_Problem_
Copy each line of the entries beneath that contains the word "heading".

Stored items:
────────────────────────────────────────
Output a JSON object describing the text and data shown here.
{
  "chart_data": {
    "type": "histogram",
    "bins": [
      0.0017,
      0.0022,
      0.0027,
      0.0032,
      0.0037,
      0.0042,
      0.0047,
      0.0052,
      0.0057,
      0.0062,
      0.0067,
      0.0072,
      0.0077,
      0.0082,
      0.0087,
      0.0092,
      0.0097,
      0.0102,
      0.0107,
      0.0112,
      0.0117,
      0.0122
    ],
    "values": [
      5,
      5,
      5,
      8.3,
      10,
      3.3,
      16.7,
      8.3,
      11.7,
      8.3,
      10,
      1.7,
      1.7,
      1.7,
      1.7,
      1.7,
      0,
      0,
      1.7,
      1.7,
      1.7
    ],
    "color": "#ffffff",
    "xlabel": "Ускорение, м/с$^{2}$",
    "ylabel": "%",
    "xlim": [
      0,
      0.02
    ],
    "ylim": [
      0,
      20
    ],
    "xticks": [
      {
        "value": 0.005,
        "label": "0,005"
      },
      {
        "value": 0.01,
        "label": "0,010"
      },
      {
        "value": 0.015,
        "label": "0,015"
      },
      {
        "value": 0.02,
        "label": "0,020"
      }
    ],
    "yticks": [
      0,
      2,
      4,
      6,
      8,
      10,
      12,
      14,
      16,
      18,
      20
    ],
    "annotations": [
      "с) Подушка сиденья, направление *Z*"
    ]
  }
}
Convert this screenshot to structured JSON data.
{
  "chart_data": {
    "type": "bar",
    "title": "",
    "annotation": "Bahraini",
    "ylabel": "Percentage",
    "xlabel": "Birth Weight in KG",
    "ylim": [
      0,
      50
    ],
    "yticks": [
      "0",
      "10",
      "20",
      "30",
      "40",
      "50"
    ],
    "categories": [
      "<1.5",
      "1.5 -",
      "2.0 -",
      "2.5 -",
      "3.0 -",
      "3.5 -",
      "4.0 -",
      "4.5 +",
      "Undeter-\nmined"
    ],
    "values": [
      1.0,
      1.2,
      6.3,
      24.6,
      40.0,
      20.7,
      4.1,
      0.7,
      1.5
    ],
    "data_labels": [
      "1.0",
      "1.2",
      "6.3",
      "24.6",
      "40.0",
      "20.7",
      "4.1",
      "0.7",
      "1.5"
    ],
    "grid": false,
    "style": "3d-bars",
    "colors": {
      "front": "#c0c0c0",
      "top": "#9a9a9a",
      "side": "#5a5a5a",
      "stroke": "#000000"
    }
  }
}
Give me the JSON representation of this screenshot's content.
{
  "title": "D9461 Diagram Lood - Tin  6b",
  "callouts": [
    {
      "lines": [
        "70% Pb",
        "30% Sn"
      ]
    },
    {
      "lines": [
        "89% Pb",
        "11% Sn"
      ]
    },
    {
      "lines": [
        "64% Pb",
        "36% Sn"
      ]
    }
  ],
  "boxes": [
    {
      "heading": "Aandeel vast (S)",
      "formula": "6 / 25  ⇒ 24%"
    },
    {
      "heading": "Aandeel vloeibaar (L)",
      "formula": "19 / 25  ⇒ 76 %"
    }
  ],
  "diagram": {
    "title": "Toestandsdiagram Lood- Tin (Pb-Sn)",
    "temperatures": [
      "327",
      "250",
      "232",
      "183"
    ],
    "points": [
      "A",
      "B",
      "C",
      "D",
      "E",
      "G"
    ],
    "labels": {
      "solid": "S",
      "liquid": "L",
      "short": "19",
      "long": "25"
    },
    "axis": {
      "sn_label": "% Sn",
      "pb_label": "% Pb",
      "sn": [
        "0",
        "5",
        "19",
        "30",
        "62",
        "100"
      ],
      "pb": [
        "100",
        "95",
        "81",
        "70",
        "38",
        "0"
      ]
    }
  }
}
────────────────────────────────────────
_Solution to this task_
      "heading": "Aandeel vast (S)",
      "heading": "Aandeel vloeibaar (L)",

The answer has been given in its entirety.